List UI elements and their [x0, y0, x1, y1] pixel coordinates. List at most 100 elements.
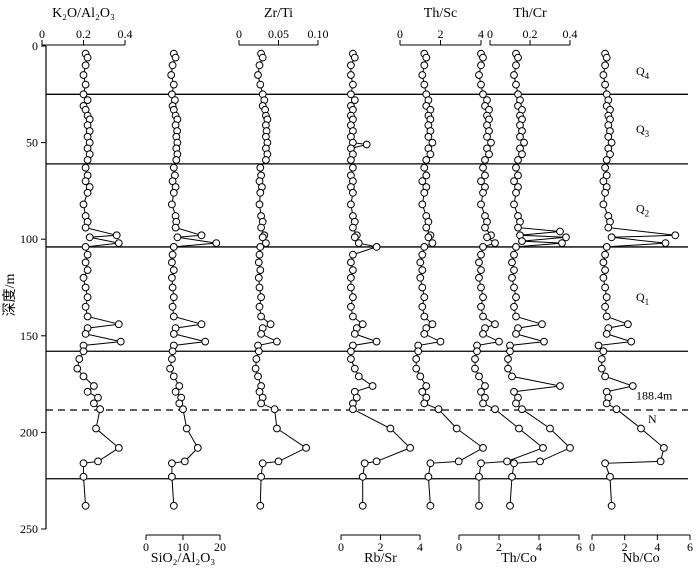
data-point: [660, 444, 668, 452]
data-point: [510, 302, 518, 311]
data-point: [347, 90, 355, 99]
panel-rb-sr: 0 2 4 Rb/Sr: [338, 49, 423, 566]
data-point: [607, 233, 616, 242]
panel-tick-label: 4: [536, 540, 542, 554]
data-point: [479, 243, 487, 251]
data-point: [81, 223, 90, 232]
data-point: [168, 347, 177, 356]
data-point: [538, 320, 546, 329]
data-point: [599, 71, 608, 79]
data-point: [168, 302, 177, 311]
data-point: [416, 273, 425, 282]
data-point: [406, 444, 415, 452]
data-point: [473, 347, 481, 356]
data-point: [491, 239, 499, 248]
data-point: [601, 459, 609, 468]
depth-axis-label: 深度/m: [2, 274, 18, 317]
data-point: [273, 337, 281, 346]
data-point: [656, 457, 665, 466]
data-point: [512, 61, 520, 70]
data-point: [426, 459, 435, 468]
data-point: [420, 330, 429, 338]
data-point: [349, 312, 357, 321]
data-point: [258, 233, 267, 242]
data-point: [597, 364, 606, 373]
panel-tick-label: 2: [378, 540, 384, 554]
data-point: [512, 243, 520, 251]
data-point: [255, 250, 264, 259]
data-point: [112, 231, 121, 240]
data-point: [416, 372, 425, 381]
data-point: [350, 96, 359, 104]
data-point: [566, 444, 574, 452]
data-point: [255, 387, 264, 396]
data-point: [627, 337, 636, 346]
data-point: [604, 223, 613, 232]
data-point: [358, 501, 367, 510]
data-point: [487, 138, 495, 147]
data-point: [536, 457, 544, 466]
data-point: [514, 53, 522, 62]
data-point: [426, 501, 435, 510]
data-point: [512, 163, 520, 172]
data-point: [452, 424, 461, 433]
data-point: [479, 399, 487, 408]
data-point: [671, 231, 680, 240]
data-point: [256, 188, 265, 197]
panel-tick-label: 0.2: [523, 27, 538, 41]
depth-tick-label: 100: [20, 232, 38, 246]
panel-title: Zr/Ti: [264, 6, 293, 21]
data-point: [79, 90, 88, 99]
data-point: [420, 80, 429, 89]
data-point: [251, 364, 260, 373]
data-point: [172, 156, 181, 164]
data-point: [255, 200, 264, 209]
data-point: [420, 61, 429, 70]
data-point: [485, 150, 493, 159]
data-point: [428, 138, 437, 147]
data-point: [258, 459, 267, 468]
depth-tick-label: 50: [26, 136, 38, 150]
data-point: [436, 337, 445, 346]
data-point: [254, 347, 263, 356]
data-point: [516, 132, 524, 141]
series-line: [255, 53, 308, 506]
data-point: [477, 302, 485, 311]
data-point: [491, 405, 499, 414]
data-point: [347, 302, 355, 311]
data-point: [179, 405, 187, 414]
data-point: [212, 239, 221, 248]
data-point: [347, 200, 355, 209]
data-point: [262, 239, 270, 248]
panel-tick-label: 6: [576, 540, 582, 554]
data-point: [81, 283, 90, 292]
data-point: [75, 355, 84, 363]
data-point: [168, 250, 177, 259]
data-point: [504, 364, 512, 373]
data-point: [540, 337, 548, 346]
data-point: [512, 399, 520, 408]
data-point: [168, 61, 177, 70]
data-point: [73, 364, 82, 373]
data-point: [420, 188, 429, 197]
data-point: [273, 424, 281, 433]
data-point: [510, 250, 518, 259]
panel-tick-label: 4: [478, 27, 484, 41]
data-point: [347, 355, 355, 363]
panel-tick-label: 6: [687, 540, 693, 554]
data-point: [518, 237, 526, 246]
data-point: [173, 233, 182, 242]
data-point: [96, 405, 104, 414]
depth-tick-label: 250: [20, 522, 38, 536]
data-point: [167, 71, 176, 79]
data-point: [83, 250, 92, 259]
boundary-depth-label: 188.4m: [636, 389, 673, 403]
data-point: [201, 337, 210, 346]
data-point: [479, 444, 487, 452]
data-point: [602, 399, 611, 408]
data-point: [81, 61, 90, 70]
data-point: [347, 258, 355, 267]
data-point: [256, 266, 265, 275]
data-point: [475, 472, 483, 481]
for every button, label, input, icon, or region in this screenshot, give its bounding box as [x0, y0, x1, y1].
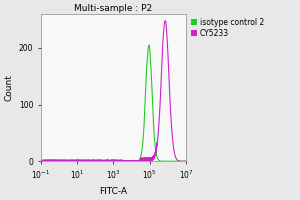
Title: Multi-sample : P2: Multi-sample : P2	[74, 4, 152, 13]
Legend: isotype control 2, CY5233: isotype control 2, CY5233	[191, 18, 264, 38]
Y-axis label: Count: Count	[4, 74, 13, 101]
X-axis label: FITC-A: FITC-A	[99, 187, 128, 196]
++++++++
Written instruction: Please pull out each line of the records above that contains the string "depth".

Output for this exercise:
depth-axis-label: 深度/m: [2, 274, 18, 317]
depth-tick-label: 100: [20, 232, 38, 246]
depth-tick-label: 50: [26, 136, 38, 150]
depth-tick-label: 250: [20, 522, 38, 536]
boundary-depth-label: 188.4m: [636, 389, 673, 403]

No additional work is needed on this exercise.